* Directions *
Copy every line of the data that contains the string "Year".

'''

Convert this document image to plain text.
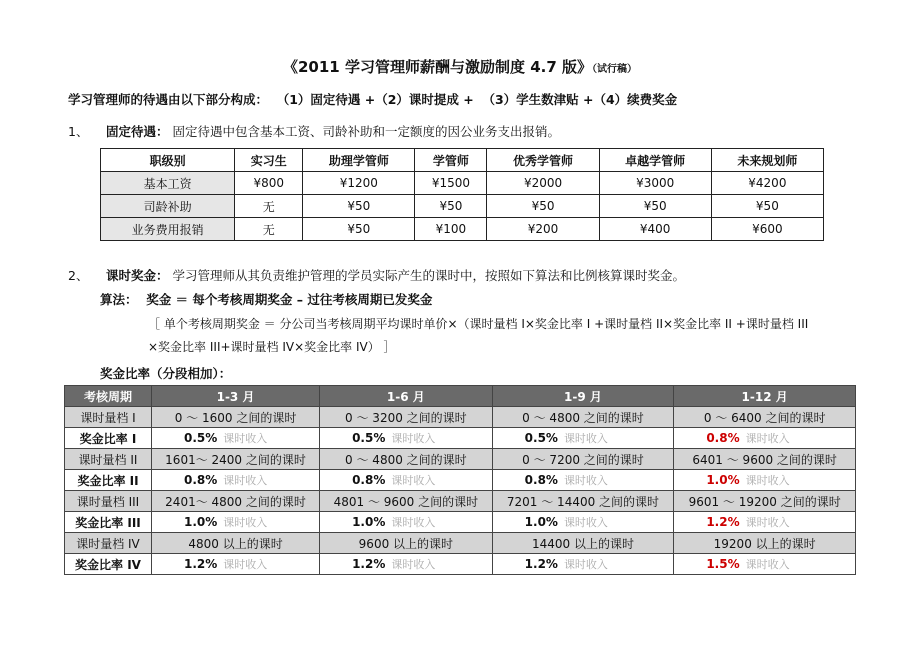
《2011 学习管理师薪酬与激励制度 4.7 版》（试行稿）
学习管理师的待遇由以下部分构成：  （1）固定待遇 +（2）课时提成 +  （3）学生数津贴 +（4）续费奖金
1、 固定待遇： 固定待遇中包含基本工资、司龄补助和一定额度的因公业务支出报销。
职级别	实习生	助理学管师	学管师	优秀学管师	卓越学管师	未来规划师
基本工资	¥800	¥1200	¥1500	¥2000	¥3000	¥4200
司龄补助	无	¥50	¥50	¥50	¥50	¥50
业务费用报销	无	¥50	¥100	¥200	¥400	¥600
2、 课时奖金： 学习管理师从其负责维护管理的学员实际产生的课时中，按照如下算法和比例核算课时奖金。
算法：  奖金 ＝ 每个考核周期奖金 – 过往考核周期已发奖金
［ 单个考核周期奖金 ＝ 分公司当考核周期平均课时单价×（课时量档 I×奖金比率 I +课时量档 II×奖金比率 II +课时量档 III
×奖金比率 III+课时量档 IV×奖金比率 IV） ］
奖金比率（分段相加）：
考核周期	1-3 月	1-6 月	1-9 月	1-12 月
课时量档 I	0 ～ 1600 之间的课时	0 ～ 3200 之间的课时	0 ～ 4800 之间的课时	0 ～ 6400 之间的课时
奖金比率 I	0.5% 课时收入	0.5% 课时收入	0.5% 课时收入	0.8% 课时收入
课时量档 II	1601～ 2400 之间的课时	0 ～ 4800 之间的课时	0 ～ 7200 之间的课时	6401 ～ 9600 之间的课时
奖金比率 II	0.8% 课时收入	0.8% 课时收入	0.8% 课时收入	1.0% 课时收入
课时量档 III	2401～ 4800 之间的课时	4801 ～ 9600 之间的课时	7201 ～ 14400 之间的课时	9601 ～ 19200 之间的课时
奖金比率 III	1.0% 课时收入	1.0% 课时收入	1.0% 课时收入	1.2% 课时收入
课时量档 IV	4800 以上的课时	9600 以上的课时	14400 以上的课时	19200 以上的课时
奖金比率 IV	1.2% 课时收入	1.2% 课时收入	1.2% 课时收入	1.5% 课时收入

'''
'''

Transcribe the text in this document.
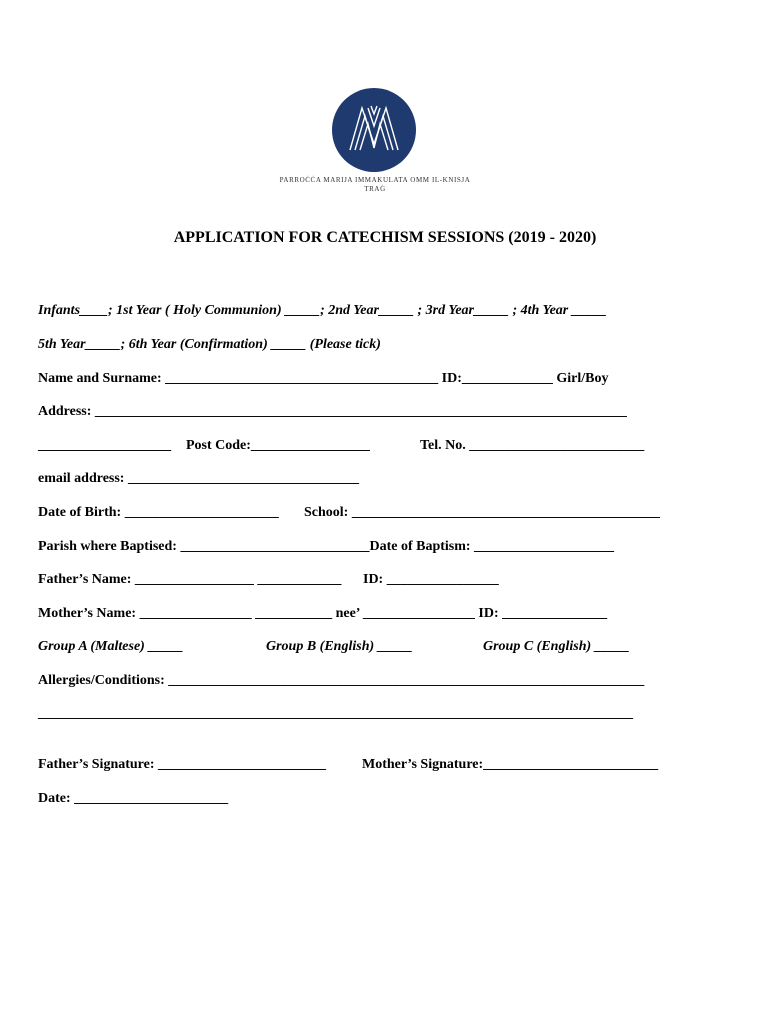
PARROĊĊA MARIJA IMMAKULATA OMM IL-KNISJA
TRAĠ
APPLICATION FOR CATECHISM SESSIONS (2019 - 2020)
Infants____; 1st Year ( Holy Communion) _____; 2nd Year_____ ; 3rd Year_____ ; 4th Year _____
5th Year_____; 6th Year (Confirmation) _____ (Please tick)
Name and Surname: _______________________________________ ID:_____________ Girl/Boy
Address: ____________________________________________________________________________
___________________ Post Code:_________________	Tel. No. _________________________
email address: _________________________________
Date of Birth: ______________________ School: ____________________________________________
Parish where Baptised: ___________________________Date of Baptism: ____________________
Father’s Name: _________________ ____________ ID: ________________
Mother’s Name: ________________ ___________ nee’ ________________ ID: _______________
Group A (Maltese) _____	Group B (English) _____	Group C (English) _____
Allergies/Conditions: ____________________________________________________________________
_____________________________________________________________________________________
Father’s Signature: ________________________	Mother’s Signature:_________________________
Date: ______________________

'''

* Written answer *
Infants____; 1st Year ( Holy Communion) _____; 2nd Year_____ ; 3rd Year_____ ; 4th Year _____
5th Year_____; 6th Year (Confirmation) _____ (Please tick)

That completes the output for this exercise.